[Your task]:
Look through the material below. Copy each line that contains the string "JSON".

[Provided records]:
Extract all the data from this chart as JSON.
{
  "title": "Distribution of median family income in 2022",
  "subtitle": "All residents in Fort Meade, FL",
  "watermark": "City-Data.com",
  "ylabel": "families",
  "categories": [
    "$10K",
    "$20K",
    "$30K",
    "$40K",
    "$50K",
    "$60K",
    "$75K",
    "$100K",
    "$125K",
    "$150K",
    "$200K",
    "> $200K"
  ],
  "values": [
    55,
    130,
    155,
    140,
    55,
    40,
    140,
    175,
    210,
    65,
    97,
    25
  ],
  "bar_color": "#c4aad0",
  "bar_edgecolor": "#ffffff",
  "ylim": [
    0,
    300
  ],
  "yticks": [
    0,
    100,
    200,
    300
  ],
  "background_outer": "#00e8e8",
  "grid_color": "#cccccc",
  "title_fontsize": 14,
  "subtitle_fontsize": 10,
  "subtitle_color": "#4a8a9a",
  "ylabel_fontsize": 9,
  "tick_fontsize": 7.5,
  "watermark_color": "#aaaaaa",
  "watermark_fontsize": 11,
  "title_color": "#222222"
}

---

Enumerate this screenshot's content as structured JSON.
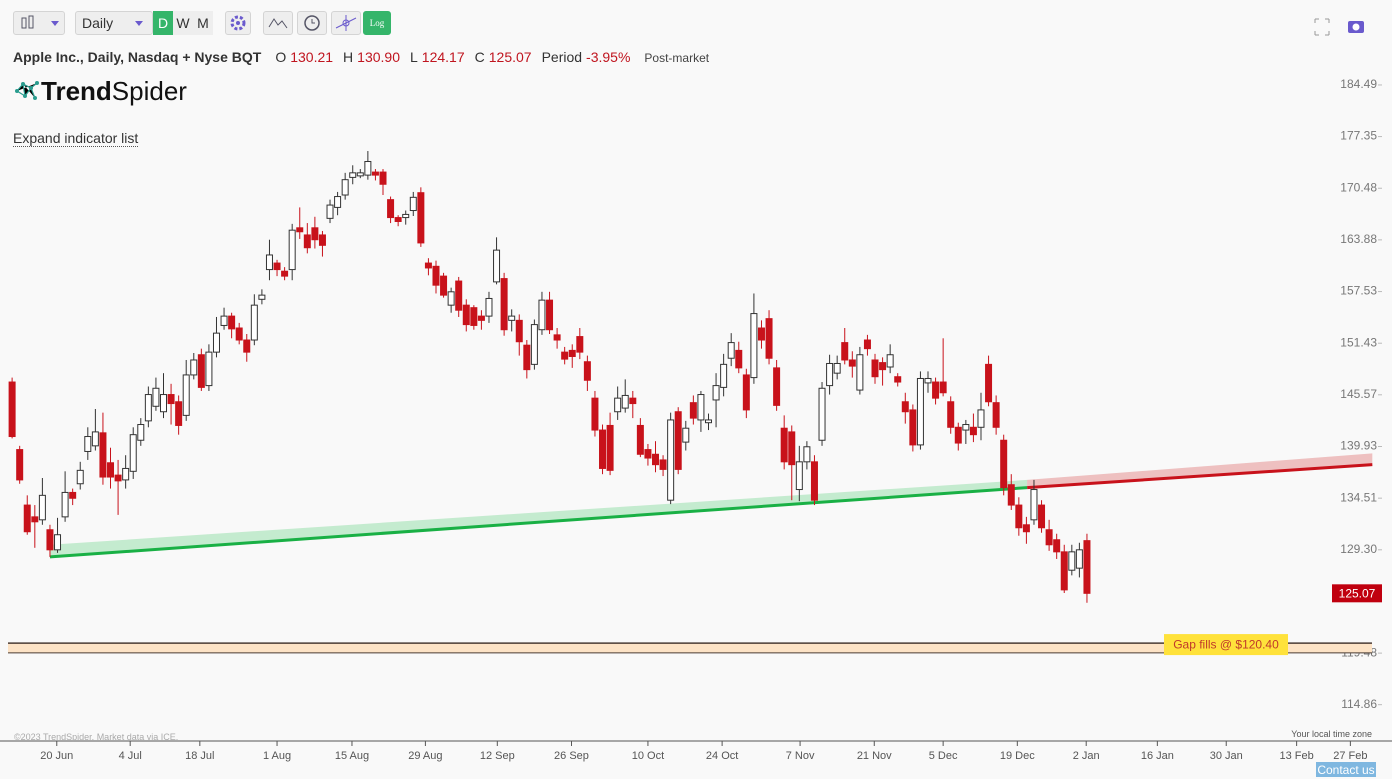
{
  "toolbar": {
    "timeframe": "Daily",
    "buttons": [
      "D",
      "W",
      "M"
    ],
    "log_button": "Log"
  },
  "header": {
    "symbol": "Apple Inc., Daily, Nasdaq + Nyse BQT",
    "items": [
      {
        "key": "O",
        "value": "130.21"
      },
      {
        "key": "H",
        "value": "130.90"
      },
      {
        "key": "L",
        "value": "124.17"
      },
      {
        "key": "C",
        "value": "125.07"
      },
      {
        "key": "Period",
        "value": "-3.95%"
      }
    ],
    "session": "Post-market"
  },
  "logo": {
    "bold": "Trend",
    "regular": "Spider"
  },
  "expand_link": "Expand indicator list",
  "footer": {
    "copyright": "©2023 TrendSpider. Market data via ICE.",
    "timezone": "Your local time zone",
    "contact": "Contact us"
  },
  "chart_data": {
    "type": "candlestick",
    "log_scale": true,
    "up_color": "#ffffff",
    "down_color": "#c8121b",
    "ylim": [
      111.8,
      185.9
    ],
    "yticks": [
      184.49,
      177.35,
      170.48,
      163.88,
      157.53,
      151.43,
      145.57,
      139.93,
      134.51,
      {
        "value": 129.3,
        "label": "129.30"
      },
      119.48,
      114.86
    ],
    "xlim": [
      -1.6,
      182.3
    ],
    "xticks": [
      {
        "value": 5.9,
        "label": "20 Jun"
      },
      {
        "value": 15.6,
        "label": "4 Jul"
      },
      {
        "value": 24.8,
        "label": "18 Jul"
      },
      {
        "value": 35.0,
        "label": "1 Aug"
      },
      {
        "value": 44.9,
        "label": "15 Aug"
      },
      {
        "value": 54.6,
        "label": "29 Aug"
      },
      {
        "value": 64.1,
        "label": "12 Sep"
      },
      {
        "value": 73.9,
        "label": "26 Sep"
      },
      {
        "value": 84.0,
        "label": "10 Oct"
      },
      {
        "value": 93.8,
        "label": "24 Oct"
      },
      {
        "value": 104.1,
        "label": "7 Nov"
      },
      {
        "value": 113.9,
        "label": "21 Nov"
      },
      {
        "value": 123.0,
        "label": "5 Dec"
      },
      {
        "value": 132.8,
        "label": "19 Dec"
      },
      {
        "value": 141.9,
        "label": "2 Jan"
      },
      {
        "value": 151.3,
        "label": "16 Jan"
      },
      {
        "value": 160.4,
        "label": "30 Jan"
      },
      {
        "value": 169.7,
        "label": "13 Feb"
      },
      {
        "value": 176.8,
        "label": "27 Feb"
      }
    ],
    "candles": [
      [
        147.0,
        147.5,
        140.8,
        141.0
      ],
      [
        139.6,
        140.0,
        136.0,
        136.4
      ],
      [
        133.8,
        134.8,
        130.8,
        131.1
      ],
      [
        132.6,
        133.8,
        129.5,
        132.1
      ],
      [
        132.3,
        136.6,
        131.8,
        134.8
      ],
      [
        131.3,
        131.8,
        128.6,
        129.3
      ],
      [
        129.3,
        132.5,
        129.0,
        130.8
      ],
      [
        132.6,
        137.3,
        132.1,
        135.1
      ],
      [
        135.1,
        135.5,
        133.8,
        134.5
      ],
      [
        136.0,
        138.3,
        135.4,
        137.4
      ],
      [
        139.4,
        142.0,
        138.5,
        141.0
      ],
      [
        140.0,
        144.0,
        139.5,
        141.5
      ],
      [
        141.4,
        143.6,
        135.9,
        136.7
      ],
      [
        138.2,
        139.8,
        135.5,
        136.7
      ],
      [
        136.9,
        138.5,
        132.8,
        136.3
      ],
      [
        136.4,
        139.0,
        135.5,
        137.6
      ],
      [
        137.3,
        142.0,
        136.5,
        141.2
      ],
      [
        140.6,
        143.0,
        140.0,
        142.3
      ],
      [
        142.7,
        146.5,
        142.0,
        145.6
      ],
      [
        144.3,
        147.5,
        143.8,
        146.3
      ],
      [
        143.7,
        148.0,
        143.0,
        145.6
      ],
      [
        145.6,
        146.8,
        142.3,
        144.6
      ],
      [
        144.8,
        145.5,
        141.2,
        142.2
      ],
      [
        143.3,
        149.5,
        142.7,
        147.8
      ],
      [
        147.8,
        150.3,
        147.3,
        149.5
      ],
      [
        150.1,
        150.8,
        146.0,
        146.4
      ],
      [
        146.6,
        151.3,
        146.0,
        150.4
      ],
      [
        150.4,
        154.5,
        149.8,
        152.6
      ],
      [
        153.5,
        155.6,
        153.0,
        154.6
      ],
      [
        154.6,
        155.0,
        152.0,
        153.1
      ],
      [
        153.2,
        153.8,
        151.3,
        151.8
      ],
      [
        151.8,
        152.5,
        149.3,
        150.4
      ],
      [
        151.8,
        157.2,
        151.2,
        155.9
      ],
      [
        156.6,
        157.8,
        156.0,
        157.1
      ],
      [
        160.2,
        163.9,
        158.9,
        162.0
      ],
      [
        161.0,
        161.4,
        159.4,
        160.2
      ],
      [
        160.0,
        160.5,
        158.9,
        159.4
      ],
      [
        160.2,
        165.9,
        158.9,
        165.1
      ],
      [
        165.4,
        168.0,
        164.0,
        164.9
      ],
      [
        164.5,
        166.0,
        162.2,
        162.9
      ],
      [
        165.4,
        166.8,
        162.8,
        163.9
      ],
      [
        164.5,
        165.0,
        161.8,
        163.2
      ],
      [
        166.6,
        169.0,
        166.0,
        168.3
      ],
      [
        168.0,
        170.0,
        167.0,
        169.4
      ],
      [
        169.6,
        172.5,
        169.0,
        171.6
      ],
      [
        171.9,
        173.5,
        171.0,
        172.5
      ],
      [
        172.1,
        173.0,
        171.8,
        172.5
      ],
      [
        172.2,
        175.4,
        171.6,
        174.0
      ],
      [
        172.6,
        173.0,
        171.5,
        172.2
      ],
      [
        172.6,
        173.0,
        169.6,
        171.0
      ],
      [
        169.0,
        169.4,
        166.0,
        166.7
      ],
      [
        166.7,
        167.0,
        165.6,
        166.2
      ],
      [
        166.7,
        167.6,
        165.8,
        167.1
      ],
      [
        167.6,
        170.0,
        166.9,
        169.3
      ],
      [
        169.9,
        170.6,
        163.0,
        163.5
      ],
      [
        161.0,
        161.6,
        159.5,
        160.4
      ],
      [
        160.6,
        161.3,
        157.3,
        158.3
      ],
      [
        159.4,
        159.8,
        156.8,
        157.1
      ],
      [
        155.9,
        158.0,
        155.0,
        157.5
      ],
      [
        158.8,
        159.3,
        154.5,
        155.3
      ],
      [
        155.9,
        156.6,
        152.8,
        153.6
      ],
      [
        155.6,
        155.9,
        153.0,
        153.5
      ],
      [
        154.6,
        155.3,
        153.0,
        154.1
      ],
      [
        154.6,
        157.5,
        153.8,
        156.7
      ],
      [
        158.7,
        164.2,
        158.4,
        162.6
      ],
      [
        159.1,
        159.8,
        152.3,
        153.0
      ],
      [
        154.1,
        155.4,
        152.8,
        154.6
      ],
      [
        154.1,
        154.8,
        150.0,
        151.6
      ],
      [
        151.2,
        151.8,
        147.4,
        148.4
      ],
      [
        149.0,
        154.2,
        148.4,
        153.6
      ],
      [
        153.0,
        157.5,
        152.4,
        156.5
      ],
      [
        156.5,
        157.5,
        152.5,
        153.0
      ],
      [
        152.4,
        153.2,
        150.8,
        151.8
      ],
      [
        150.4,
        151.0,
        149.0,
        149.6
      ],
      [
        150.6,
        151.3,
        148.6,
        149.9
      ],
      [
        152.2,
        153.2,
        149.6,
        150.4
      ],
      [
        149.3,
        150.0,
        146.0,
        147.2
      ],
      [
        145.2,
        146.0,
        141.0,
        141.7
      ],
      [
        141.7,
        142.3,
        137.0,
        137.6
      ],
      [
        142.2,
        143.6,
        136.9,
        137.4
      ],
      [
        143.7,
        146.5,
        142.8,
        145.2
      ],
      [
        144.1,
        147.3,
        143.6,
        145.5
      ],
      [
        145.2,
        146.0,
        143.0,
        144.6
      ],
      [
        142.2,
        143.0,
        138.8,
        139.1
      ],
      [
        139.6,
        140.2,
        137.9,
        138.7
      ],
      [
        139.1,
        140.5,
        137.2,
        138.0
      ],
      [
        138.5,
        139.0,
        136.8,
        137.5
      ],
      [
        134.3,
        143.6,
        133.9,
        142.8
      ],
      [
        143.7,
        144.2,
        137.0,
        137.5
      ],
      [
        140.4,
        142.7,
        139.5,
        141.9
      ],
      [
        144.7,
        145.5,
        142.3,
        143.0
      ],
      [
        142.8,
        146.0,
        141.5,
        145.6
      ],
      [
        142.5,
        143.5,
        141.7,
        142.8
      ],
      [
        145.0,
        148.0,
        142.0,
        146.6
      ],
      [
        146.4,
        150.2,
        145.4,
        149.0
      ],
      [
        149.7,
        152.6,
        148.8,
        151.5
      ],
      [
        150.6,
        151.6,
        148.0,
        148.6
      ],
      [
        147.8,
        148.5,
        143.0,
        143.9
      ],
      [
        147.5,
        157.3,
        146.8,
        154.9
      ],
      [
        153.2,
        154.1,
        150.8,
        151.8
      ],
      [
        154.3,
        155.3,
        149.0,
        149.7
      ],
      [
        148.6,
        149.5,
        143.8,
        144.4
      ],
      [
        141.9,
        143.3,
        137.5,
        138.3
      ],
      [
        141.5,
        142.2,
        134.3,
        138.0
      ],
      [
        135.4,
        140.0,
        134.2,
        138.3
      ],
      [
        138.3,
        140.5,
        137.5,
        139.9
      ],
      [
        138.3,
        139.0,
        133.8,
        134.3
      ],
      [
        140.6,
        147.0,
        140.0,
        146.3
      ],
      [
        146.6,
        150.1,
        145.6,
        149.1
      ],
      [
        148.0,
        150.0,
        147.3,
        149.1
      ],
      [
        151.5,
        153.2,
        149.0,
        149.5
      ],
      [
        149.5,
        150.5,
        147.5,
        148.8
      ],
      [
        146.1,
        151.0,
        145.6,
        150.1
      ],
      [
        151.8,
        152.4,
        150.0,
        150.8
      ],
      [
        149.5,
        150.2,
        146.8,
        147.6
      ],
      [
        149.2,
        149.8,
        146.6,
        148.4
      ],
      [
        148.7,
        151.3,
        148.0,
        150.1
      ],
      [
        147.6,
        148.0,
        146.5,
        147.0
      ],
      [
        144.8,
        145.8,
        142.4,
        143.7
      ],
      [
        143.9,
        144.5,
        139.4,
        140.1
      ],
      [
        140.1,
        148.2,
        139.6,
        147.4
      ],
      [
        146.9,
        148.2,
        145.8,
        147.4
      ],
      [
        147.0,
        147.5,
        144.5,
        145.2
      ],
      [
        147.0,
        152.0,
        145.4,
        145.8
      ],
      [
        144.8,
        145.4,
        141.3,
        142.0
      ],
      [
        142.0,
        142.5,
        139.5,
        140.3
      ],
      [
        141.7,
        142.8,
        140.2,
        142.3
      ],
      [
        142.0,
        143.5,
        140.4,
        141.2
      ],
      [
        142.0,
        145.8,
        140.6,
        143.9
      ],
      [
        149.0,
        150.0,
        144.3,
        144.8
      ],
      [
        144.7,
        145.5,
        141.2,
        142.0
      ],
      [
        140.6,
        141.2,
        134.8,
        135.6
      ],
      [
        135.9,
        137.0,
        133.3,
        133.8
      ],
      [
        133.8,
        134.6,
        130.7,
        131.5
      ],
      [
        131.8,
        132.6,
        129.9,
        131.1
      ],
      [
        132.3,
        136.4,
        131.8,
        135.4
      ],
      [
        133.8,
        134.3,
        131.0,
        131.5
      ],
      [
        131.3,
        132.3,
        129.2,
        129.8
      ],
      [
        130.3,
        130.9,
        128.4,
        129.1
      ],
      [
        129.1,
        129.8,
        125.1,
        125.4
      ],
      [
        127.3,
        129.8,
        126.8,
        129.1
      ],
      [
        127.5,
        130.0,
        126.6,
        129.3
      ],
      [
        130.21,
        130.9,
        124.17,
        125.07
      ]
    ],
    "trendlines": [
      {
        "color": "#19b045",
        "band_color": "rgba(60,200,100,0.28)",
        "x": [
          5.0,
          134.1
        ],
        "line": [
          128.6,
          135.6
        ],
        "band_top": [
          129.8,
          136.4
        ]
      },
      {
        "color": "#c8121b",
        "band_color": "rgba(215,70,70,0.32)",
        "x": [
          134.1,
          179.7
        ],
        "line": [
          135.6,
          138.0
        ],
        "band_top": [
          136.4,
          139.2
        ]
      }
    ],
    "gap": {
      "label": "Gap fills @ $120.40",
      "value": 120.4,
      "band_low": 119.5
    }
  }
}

[Result for this task]:
Extract all the data from this chart as JSON.
Enumerate this screenshot's content as structured JSON.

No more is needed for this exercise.